AIM — Can all of these lines be returned exactly?

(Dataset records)
__________
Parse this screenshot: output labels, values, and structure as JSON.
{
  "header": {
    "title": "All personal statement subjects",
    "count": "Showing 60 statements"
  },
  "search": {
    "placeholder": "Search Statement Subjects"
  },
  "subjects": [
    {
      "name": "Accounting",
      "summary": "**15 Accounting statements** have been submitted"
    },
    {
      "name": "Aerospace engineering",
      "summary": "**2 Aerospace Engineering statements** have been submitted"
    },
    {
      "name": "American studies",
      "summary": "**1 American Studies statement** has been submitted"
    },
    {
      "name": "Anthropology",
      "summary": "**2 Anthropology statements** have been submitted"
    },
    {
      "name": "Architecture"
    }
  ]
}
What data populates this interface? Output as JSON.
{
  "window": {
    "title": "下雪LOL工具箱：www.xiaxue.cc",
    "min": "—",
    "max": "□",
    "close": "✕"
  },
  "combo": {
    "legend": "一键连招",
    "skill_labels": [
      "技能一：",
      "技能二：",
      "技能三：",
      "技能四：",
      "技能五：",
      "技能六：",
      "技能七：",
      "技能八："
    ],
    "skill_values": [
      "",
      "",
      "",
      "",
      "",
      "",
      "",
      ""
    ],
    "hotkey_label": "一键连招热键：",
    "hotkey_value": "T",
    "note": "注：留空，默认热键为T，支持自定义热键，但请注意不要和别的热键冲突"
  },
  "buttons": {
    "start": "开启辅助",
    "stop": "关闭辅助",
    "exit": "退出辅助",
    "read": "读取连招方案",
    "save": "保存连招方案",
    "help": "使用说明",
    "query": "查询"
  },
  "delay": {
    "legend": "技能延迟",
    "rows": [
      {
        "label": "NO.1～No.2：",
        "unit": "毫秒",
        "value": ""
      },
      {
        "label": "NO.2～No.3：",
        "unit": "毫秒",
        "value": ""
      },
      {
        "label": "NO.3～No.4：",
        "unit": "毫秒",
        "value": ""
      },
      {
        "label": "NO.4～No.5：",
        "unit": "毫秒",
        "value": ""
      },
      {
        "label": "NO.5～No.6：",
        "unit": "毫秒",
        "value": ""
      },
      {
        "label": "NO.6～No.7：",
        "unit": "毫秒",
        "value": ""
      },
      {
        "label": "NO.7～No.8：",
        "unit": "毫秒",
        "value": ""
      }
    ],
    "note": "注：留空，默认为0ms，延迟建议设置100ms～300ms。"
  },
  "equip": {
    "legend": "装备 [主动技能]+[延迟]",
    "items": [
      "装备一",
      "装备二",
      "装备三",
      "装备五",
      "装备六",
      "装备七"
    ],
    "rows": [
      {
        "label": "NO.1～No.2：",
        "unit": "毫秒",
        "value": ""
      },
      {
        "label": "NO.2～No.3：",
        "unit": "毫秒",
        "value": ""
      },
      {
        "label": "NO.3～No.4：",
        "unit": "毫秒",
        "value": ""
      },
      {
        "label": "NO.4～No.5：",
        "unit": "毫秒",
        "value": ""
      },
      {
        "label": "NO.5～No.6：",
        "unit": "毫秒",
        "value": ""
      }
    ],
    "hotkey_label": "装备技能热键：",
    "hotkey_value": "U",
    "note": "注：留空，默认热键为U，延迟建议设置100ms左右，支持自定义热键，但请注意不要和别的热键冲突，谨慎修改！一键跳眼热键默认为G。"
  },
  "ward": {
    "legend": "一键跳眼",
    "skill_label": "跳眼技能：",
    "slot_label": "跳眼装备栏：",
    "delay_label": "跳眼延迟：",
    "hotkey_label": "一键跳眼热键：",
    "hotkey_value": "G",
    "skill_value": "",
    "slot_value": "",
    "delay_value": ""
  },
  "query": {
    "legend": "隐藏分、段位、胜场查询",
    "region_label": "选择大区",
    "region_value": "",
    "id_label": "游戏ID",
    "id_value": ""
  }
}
__________
OUTPUT OF THE TASK —
Parse this screenshot: output labels, values, and structure as JSON.
{
  "header": {
    "title": "All personal statement subjects",
    "count": "Showing 60 statements"
  },
  "search": {
    "placeholder": "Search Statement Subjects"
  },
  "subjects": [
    {
      "name": "Accounting",
      "summary": "**15 Accounting statements** have been submitted"
    },
    {
      "name": "Aerospace engineering",
      "summary": "**2 Aerospace Engineering statements** have been submitted"
    },
    {
      "name": "American studies",
      "summary": "**1 American Studies statement** has been submitted"
    },
    {
      "name": "Anthropology",
      "summary": "**2 Anthropology statements** have been submitted"
    },
    {
      "name": "Architecture"
    }
  ]
}
What data populates this interface? Output as JSON.
{
  "window": {
    "title": "下雪LOL工具箱：www.xiaxue.cc",
    "min": "—",
    "max": "□",
    "close": "✕"
  },
  "combo": {
    "legend": "一键连招",
    "skill_labels": [
      "技能一：",
      "技能二：",
      "技能三：",
      "技能四：",
      "技能五：",
      "技能六：",
      "技能七：",
      "技能八："
    ],
    "skill_values": [
      "",
      "",
      "",
      "",
      "",
      "",
      "",
      ""
    ],
    "hotkey_label": "一键连招热键：",
    "hotkey_value": "T",
    "note": "注：留空，默认热键为T，支持自定义热键，但请注意不要和别的热键冲突"
  },
  "buttons": {
    "start": "开启辅助",
    "stop": "关闭辅助",
    "exit": "退出辅助",
    "read": "读取连招方案",
    "save": "保存连招方案",
    "help": "使用说明",
    "query": "查询"
  },
  "delay": {
    "legend": "技能延迟",
    "rows": [
      {
        "label": "NO.1～No.2：",
        "unit": "毫秒",
        "value": ""
      },
      {
        "label": "NO.2～No.3：",
        "unit": "毫秒",
        "value": ""
      },
      {
        "label": "NO.3～No.4：",
        "unit": "毫秒",
        "value": ""
      },
      {
        "label": "NO.4～No.5：",
        "unit": "毫秒",
        "value": ""
      },
      {
        "label": "NO.5～No.6：",
        "unit": "毫秒",
        "value": ""
      },
      {
        "label": "NO.6～No.7：",
        "unit": "毫秒",
        "value": ""
      },
      {
        "label": "NO.7～No.8：",
        "unit": "毫秒",
        "value": ""
      }
    ],
    "note": "注：留空，默认为0ms，延迟建议设置100ms～300ms。"
  },
  "equip": {
    "legend": "装备 [主动技能]+[延迟]",
    "items": [
      "装备一",
      "装备二",
      "装备三",
      "装备五",
      "装备六",
      "装备七"
    ],
    "rows": [
      {
        "label": "NO.1～No.2：",
        "unit": "毫秒",
        "value": ""
      },
      {
        "label": "NO.2～No.3：",
        "unit": "毫秒",
        "value": ""
      },
      {
        "label": "NO.3～No.4：",
        "unit": "毫秒",
        "value": ""
      },
      {
        "label": "NO.4～No.5：",
        "unit": "毫秒",
        "value": ""
      },
      {
        "label": "NO.5～No.6：",
        "unit": "毫秒",
        "value": ""
      }
    ],
    "hotkey_label": "装备技能热键：",
    "hotkey_value": "U",
    "note": "注：留空，默认热键为U，延迟建议设置100ms左右，支持自定义热键，但请注意不要和别的热键冲突，谨慎修改！一键跳眼热键默认为G。"
  },
  "ward": {
    "legend": "一键跳眼",
    "skill_label": "跳眼技能：",
    "slot_label": "跳眼装备栏：",
    "delay_label": "跳眼延迟：",
    "hotkey_label": "一键跳眼热键：",
    "hotkey_value": "G",
    "skill_value": "",
    "slot_value": "",
    "delay_value": ""
  },
  "query": {
    "legend": "隐藏分、段位、胜场查询",
    "region_label": "选择大区",
    "region_value": "",
    "id_label": "游戏ID",
    "id_value": ""
  }
}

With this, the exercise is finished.